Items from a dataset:
┌──
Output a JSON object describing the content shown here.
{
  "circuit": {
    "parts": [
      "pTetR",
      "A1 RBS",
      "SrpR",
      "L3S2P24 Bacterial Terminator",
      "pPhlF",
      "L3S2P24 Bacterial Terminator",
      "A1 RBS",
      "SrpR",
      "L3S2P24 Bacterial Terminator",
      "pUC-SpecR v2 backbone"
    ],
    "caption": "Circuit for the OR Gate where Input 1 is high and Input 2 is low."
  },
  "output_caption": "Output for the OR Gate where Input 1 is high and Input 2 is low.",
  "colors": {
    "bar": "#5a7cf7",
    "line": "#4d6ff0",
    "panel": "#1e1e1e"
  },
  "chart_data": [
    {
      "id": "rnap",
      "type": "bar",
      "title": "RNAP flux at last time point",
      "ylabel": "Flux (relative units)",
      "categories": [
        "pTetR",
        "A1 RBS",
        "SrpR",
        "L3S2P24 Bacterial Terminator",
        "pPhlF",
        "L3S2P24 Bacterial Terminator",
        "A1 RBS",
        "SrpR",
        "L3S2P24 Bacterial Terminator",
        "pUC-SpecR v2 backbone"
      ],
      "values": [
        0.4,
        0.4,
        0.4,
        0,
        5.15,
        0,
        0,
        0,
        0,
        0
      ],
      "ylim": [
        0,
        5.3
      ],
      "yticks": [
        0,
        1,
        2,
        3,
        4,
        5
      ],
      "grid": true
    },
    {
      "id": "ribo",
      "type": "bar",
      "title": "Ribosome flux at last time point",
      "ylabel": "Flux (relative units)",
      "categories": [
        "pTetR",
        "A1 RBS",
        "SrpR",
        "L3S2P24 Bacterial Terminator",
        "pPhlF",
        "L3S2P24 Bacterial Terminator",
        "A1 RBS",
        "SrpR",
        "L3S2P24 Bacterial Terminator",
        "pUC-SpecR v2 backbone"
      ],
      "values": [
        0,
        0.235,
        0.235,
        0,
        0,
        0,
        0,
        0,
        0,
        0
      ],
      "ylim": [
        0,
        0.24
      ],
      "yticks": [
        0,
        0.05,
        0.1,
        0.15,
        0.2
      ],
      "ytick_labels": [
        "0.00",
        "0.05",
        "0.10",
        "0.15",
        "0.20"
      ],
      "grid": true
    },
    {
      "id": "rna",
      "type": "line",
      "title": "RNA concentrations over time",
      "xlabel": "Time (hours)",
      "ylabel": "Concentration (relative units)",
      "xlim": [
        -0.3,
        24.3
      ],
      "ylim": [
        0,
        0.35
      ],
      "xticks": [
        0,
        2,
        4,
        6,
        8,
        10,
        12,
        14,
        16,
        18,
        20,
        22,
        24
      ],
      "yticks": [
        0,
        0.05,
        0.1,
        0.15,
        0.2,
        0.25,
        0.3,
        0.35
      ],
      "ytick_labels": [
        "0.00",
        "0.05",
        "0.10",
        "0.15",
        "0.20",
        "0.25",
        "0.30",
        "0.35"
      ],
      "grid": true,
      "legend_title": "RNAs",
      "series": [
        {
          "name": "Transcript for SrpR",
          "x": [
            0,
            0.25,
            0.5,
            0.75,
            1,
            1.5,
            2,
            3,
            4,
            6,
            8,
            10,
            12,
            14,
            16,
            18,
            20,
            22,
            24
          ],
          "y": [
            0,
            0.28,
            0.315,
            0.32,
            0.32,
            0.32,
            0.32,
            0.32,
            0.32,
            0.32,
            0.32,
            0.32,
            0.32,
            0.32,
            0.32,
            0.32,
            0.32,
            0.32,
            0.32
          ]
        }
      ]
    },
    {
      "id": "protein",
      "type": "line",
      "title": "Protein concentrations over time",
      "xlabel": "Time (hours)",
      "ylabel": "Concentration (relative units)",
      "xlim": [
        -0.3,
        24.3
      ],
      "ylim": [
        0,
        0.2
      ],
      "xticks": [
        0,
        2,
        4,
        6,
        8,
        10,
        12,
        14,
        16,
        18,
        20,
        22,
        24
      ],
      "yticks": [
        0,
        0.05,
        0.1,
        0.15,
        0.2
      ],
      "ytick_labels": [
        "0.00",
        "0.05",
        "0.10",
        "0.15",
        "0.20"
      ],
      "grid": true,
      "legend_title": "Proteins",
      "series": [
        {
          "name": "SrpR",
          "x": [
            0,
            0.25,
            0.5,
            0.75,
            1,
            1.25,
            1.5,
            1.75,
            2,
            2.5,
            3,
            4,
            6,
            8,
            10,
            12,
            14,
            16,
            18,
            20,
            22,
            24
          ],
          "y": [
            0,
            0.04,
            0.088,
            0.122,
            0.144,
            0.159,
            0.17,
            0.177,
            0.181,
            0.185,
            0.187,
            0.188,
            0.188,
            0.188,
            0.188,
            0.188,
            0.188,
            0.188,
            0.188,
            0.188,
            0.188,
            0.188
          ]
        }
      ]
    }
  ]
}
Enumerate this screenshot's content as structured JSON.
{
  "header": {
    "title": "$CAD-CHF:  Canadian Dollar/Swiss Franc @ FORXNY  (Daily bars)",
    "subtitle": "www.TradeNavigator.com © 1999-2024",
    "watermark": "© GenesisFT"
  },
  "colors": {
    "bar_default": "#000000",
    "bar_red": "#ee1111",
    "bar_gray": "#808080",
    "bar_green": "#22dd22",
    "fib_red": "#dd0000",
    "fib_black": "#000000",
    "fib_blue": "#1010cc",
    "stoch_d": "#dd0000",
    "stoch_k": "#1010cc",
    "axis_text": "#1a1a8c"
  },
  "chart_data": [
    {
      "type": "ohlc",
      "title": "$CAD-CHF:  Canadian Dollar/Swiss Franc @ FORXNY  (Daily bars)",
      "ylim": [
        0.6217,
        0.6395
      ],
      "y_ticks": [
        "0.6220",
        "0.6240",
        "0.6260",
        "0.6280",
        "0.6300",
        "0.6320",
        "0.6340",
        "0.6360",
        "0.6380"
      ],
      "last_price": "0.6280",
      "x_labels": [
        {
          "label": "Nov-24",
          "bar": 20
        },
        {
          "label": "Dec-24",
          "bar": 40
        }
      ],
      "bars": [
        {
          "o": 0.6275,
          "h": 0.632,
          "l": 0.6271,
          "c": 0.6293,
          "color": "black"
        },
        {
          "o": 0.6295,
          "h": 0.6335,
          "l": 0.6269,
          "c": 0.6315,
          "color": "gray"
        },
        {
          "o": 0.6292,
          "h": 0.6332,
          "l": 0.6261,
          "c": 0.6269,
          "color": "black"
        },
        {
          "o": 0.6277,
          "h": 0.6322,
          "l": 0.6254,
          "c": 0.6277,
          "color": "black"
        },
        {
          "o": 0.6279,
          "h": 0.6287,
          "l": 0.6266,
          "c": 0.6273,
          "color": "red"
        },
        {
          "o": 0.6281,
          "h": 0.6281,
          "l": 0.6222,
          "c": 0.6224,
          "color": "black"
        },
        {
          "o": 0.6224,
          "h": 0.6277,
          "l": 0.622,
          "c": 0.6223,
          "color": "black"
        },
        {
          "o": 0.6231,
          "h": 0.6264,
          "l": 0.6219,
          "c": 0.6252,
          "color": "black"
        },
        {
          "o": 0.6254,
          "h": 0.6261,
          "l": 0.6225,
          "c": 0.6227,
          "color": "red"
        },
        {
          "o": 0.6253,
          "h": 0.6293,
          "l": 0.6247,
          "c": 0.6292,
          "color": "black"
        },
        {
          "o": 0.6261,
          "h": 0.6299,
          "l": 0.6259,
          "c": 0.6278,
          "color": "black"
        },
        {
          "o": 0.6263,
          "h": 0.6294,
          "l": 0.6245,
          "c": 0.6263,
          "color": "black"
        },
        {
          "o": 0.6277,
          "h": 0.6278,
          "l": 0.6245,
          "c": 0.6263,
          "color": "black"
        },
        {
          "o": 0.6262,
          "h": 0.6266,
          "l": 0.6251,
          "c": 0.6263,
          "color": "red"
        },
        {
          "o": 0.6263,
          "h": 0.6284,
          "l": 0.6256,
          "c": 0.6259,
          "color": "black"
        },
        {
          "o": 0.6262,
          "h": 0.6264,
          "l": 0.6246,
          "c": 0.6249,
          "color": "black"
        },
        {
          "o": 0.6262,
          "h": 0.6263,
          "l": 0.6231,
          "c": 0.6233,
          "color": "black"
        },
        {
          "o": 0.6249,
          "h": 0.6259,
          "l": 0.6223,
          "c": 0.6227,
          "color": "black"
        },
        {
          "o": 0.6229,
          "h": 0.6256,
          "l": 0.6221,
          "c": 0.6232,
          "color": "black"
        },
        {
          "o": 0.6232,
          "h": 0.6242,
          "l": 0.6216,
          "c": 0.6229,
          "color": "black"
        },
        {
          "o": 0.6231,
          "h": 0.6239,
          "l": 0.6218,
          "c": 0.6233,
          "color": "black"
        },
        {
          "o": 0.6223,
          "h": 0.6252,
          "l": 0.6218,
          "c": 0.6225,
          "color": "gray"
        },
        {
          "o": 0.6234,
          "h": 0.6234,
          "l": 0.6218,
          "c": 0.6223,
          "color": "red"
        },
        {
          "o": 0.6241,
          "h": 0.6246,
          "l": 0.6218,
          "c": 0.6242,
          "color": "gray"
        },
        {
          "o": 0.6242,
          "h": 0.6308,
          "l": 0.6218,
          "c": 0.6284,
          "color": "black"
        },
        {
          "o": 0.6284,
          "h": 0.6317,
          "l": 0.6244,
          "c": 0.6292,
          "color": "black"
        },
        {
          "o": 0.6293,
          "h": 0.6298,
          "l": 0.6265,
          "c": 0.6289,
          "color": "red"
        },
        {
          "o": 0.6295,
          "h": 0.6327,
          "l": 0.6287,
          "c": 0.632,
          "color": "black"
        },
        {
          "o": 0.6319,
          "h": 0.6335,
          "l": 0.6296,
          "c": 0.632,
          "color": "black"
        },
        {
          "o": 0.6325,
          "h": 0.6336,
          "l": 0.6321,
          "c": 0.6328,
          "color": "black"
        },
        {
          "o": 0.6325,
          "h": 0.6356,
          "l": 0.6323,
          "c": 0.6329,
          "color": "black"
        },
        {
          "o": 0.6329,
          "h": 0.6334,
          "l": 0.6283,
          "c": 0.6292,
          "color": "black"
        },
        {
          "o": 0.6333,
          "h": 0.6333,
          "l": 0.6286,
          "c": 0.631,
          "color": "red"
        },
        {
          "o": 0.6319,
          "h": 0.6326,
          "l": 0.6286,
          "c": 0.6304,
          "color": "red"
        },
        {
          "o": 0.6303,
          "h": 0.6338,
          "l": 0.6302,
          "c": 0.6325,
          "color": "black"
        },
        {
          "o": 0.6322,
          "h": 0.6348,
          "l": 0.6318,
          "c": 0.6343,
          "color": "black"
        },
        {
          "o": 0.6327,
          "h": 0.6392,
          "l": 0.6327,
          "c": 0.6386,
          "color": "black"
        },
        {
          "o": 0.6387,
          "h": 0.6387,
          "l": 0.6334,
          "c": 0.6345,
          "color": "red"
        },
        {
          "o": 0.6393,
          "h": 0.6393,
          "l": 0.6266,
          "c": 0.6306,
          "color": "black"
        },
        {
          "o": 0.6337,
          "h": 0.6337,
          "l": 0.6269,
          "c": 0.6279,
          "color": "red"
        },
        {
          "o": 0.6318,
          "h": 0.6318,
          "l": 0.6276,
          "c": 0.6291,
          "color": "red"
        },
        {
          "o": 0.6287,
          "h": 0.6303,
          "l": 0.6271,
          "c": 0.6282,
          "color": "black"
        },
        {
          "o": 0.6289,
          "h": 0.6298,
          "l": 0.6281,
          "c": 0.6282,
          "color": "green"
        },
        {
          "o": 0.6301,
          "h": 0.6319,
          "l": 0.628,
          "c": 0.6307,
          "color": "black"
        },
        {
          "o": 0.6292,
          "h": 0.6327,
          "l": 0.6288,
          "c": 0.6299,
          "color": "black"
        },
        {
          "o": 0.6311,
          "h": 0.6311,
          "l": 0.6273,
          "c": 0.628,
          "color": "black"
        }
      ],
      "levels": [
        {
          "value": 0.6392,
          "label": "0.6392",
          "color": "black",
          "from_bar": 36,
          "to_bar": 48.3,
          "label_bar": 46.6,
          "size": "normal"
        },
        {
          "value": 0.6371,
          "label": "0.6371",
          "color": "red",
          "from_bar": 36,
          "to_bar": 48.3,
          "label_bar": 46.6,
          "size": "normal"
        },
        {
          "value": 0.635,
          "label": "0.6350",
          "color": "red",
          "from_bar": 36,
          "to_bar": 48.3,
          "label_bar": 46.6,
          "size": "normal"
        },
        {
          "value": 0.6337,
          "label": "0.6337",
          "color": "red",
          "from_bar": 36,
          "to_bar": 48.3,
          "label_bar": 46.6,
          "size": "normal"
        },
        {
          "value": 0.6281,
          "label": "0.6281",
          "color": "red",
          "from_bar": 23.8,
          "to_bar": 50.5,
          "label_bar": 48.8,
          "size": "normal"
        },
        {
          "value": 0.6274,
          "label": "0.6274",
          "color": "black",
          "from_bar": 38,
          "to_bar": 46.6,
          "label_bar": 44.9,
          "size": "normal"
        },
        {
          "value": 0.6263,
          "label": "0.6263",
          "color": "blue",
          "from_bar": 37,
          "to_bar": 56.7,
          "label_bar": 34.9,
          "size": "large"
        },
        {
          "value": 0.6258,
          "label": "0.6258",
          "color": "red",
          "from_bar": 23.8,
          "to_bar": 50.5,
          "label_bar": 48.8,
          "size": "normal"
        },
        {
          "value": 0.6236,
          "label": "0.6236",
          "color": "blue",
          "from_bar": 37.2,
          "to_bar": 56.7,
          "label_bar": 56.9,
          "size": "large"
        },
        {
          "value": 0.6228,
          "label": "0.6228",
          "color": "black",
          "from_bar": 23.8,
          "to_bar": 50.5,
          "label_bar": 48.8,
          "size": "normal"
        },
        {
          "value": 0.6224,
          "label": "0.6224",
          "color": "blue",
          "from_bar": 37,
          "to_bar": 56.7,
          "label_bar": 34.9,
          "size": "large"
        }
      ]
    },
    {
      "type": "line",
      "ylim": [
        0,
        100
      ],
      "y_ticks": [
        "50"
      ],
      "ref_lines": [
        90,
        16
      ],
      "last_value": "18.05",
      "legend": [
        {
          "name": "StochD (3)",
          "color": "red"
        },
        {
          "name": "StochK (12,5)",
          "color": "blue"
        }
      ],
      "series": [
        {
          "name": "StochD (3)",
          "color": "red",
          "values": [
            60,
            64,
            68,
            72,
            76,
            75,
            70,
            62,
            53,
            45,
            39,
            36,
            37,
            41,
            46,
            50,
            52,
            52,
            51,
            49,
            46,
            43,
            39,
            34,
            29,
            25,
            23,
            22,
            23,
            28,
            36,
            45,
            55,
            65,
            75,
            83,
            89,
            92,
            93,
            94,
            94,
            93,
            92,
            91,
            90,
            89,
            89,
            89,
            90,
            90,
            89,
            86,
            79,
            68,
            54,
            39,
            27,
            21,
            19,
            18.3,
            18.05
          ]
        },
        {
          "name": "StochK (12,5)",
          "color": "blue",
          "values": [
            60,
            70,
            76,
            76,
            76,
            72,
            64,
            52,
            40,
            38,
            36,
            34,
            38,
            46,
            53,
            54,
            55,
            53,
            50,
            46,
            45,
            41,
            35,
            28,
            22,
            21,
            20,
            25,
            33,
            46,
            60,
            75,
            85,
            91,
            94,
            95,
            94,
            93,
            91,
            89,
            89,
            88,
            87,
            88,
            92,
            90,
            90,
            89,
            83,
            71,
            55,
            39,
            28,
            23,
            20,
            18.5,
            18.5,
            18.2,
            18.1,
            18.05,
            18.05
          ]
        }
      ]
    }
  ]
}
└──
**TASK ITEM:**
Where the word "JSON" occurs in a line of the records, copy that line.

**EXERCISE OUTPUT:**
Output a JSON object describing the content shown here.
Enumerate this screenshot's content as structured JSON.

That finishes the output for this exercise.